(Do this): Write out all the entries word for word and omit any pictures.

# Provided records start

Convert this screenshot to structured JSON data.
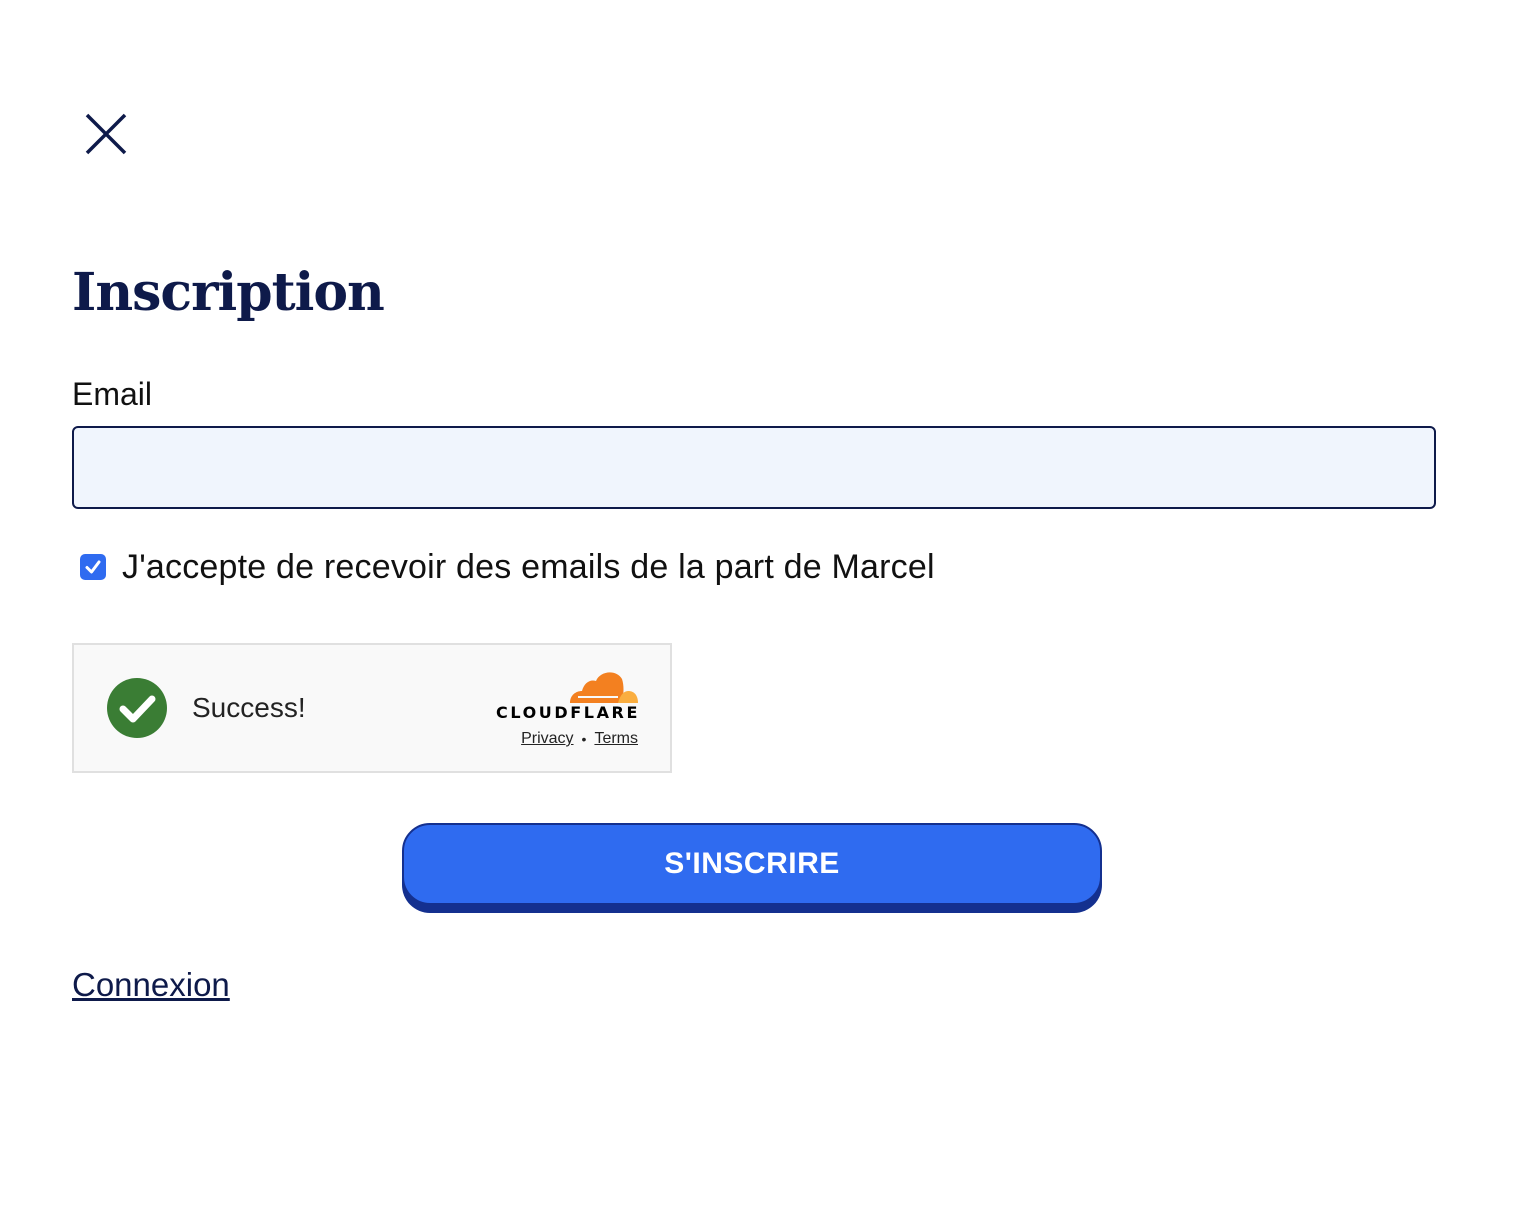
{
  "dialog": {
    "title": "Inscription"
  },
  "form": {
    "email_label": "Email",
    "email_value": "",
    "email_placeholder": "",
    "consent_label": "J'accepte de recevoir des emails de la part de Marcel",
    "consent_checked": true,
    "submit_label": "S'INSCRIRE"
  },
  "captcha": {
    "status_text": "Success!",
    "brand": "CLOUDFLARE",
    "privacy_link": "Privacy",
    "separator": "•",
    "terms_link": "Terms"
  },
  "footer": {
    "login_link": "Connexion"
  },
  "colors": {
    "primary": "#2f6bf0",
    "primary_dark": "#14308f",
    "navy": "#0e1a4a",
    "input_bg": "#f0f5fd",
    "success_green": "#3a7d34",
    "cloudflare_orange": "#f38020"
  },
  "icons": {
    "close": "close-icon",
    "checkbox": "checkmark-icon",
    "success": "success-check-icon",
    "brand": "cloudflare-logo-icon"
  }
}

# Provided records end

(Expected output):
Convert this screenshot to structured JSON data.
{
  "dialog": {
    "title": "Inscription"
  },
  "form": {
    "email_label": "Email",
    "email_value": "",
    "email_placeholder": "",
    "consent_label": "J'accepte de recevoir des emails de la part de Marcel",
    "consent_checked": true,
    "submit_label": "S'INSCRIRE"
  },
  "captcha": {
    "status_text": "Success!",
    "brand": "CLOUDFLARE",
    "privacy_link": "Privacy",
    "separator": "•",
    "terms_link": "Terms"
  },
  "footer": {
    "login_link": "Connexion"
  },
  "colors": {
    "primary": "#2f6bf0",
    "primary_dark": "#14308f",
    "navy": "#0e1a4a",
    "input_bg": "#f0f5fd",
    "success_green": "#3a7d34",
    "cloudflare_orange": "#f38020"
  },
  "icons": {
    "close": "close-icon",
    "checkbox": "checkmark-icon",
    "success": "success-check-icon",
    "brand": "cloudflare-logo-icon"
  }
}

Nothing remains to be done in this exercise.